(Items from a figure collection)
·····

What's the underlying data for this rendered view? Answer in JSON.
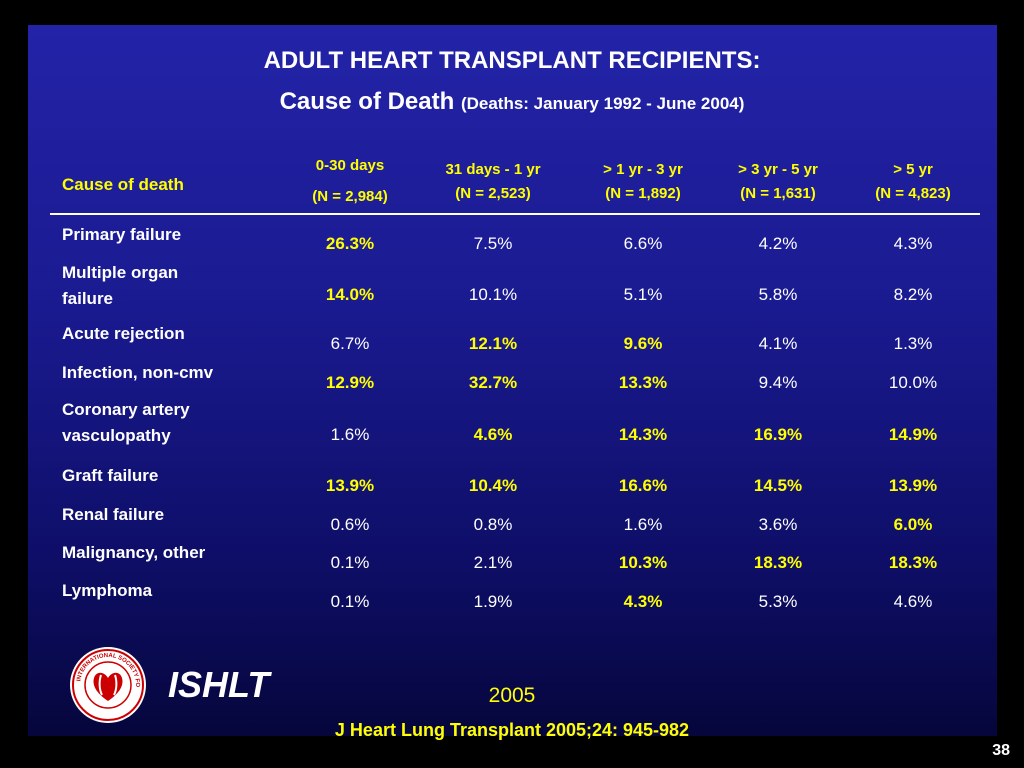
{
  "title": {
    "line1": "ADULT HEART TRANSPLANT RECIPIENTS:",
    "line2_main": "Cause of Death",
    "line2_sub": "(Deaths: January 1992 - June 2004)"
  },
  "table": {
    "first_header": "Cause of death",
    "columns": [
      {
        "line1": "0-30 days",
        "line2": "(N = 2,984)"
      },
      {
        "line1": "31 days - 1 yr",
        "line2": "(N = 2,523)"
      },
      {
        "line1": "> 1 yr - 3 yr",
        "line2": "(N = 1,892)"
      },
      {
        "line1": "> 3 yr - 5 yr",
        "line2": "(N = 1,631)"
      },
      {
        "line1": "> 5 yr",
        "line2": "(N = 4,823)"
      }
    ],
    "rows": [
      {
        "label_lines": [
          "Primary failure"
        ],
        "values": [
          "26.3%",
          "7.5%",
          "6.6%",
          "4.2%",
          "4.3%"
        ],
        "highlight": [
          true,
          false,
          false,
          false,
          false
        ]
      },
      {
        "label_lines": [
          "Multiple organ",
          "failure"
        ],
        "values": [
          "14.0%",
          "10.1%",
          "5.1%",
          "5.8%",
          "8.2%"
        ],
        "highlight": [
          true,
          false,
          false,
          false,
          false
        ]
      },
      {
        "label_lines": [
          "Acute rejection"
        ],
        "values": [
          "6.7%",
          "12.1%",
          "9.6%",
          "4.1%",
          "1.3%"
        ],
        "highlight": [
          false,
          true,
          true,
          false,
          false
        ]
      },
      {
        "label_lines": [
          "Infection, non-cmv"
        ],
        "values": [
          "12.9%",
          "32.7%",
          "13.3%",
          "9.4%",
          "10.0%"
        ],
        "highlight": [
          true,
          true,
          true,
          false,
          false
        ]
      },
      {
        "label_lines": [
          "Coronary artery",
          "vasculopathy"
        ],
        "values": [
          "1.6%",
          "4.6%",
          "14.3%",
          "16.9%",
          "14.9%"
        ],
        "highlight": [
          false,
          true,
          true,
          true,
          true
        ]
      },
      {
        "label_lines": [
          "Graft failure"
        ],
        "values": [
          "13.9%",
          "10.4%",
          "16.6%",
          "14.5%",
          "13.9%"
        ],
        "highlight": [
          true,
          true,
          true,
          true,
          true
        ]
      },
      {
        "label_lines": [
          "Renal failure"
        ],
        "values": [
          "0.6%",
          "0.8%",
          "1.6%",
          "3.6%",
          "6.0%"
        ],
        "highlight": [
          false,
          false,
          false,
          false,
          true
        ]
      },
      {
        "label_lines": [
          "Malignancy, other"
        ],
        "values": [
          "0.1%",
          "2.1%",
          "10.3%",
          "18.3%",
          "18.3%"
        ],
        "highlight": [
          false,
          false,
          true,
          true,
          true
        ]
      },
      {
        "label_lines": [
          "Lymphoma"
        ],
        "values": [
          "0.1%",
          "1.9%",
          "4.3%",
          "5.3%",
          "4.6%"
        ],
        "highlight": [
          false,
          false,
          true,
          false,
          false
        ]
      }
    ]
  },
  "footer": {
    "org": "ISHLT",
    "logo_text": "INTERNATIONAL SOCIETY FOR HEART & LUNG TRANSPLANTATION",
    "year": "2005",
    "citation": "J Heart Lung Transplant 2005;24: 945-982",
    "page_number": "38"
  },
  "colors": {
    "background_top": "#2323a8",
    "background_bottom": "#06063c",
    "highlight": "#ffff00",
    "text": "#ffffff"
  }
}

·····

__Required work__
Each line of the material must be retyped exactly, except that images are omitted.

__Written reply__
What's the underlying data for this rendered view? Answer in JSON.
{
  "title": {
    "line1": "ADULT HEART TRANSPLANT RECIPIENTS:",
    "line2_main": "Cause of Death",
    "line2_sub": "(Deaths: January 1992 - June 2004)"
  },
  "table": {
    "first_header": "Cause of death",
    "columns": [
      {
        "line1": "0-30 days",
        "line2": "(N = 2,984)"
      },
      {
        "line1": "31 days - 1 yr",
        "line2": "(N = 2,523)"
      },
      {
        "line1": "> 1 yr - 3 yr",
        "line2": "(N = 1,892)"
      },
      {
        "line1": "> 3 yr - 5 yr",
        "line2": "(N = 1,631)"
      },
      {
        "line1": "> 5 yr",
        "line2": "(N = 4,823)"
      }
    ],
    "rows": [
      {
        "label_lines": [
          "Primary failure"
        ],
        "values": [
          "26.3%",
          "7.5%",
          "6.6%",
          "4.2%",
          "4.3%"
        ],
        "highlight": [
          true,
          false,
          false,
          false,
          false
        ]
      },
      {
        "label_lines": [
          "Multiple organ",
          "failure"
        ],
        "values": [
          "14.0%",
          "10.1%",
          "5.1%",
          "5.8%",
          "8.2%"
        ],
        "highlight": [
          true,
          false,
          false,
          false,
          false
        ]
      },
      {
        "label_lines": [
          "Acute rejection"
        ],
        "values": [
          "6.7%",
          "12.1%",
          "9.6%",
          "4.1%",
          "1.3%"
        ],
        "highlight": [
          false,
          true,
          true,
          false,
          false
        ]
      },
      {
        "label_lines": [
          "Infection, non-cmv"
        ],
        "values": [
          "12.9%",
          "32.7%",
          "13.3%",
          "9.4%",
          "10.0%"
        ],
        "highlight": [
          true,
          true,
          true,
          false,
          false
        ]
      },
      {
        "label_lines": [
          "Coronary artery",
          "vasculopathy"
        ],
        "values": [
          "1.6%",
          "4.6%",
          "14.3%",
          "16.9%",
          "14.9%"
        ],
        "highlight": [
          false,
          true,
          true,
          true,
          true
        ]
      },
      {
        "label_lines": [
          "Graft failure"
        ],
        "values": [
          "13.9%",
          "10.4%",
          "16.6%",
          "14.5%",
          "13.9%"
        ],
        "highlight": [
          true,
          true,
          true,
          true,
          true
        ]
      },
      {
        "label_lines": [
          "Renal failure"
        ],
        "values": [
          "0.6%",
          "0.8%",
          "1.6%",
          "3.6%",
          "6.0%"
        ],
        "highlight": [
          false,
          false,
          false,
          false,
          true
        ]
      },
      {
        "label_lines": [
          "Malignancy, other"
        ],
        "values": [
          "0.1%",
          "2.1%",
          "10.3%",
          "18.3%",
          "18.3%"
        ],
        "highlight": [
          false,
          false,
          true,
          true,
          true
        ]
      },
      {
        "label_lines": [
          "Lymphoma"
        ],
        "values": [
          "0.1%",
          "1.9%",
          "4.3%",
          "5.3%",
          "4.6%"
        ],
        "highlight": [
          false,
          false,
          true,
          false,
          false
        ]
      }
    ]
  },
  "footer": {
    "org": "ISHLT",
    "logo_text": "INTERNATIONAL SOCIETY FOR HEART & LUNG TRANSPLANTATION",
    "year": "2005",
    "citation": "J Heart Lung Transplant 2005;24: 945-982",
    "page_number": "38"
  },
  "colors": {
    "background_top": "#2323a8",
    "background_bottom": "#06063c",
    "highlight": "#ffff00",
    "text": "#ffffff"
  }
}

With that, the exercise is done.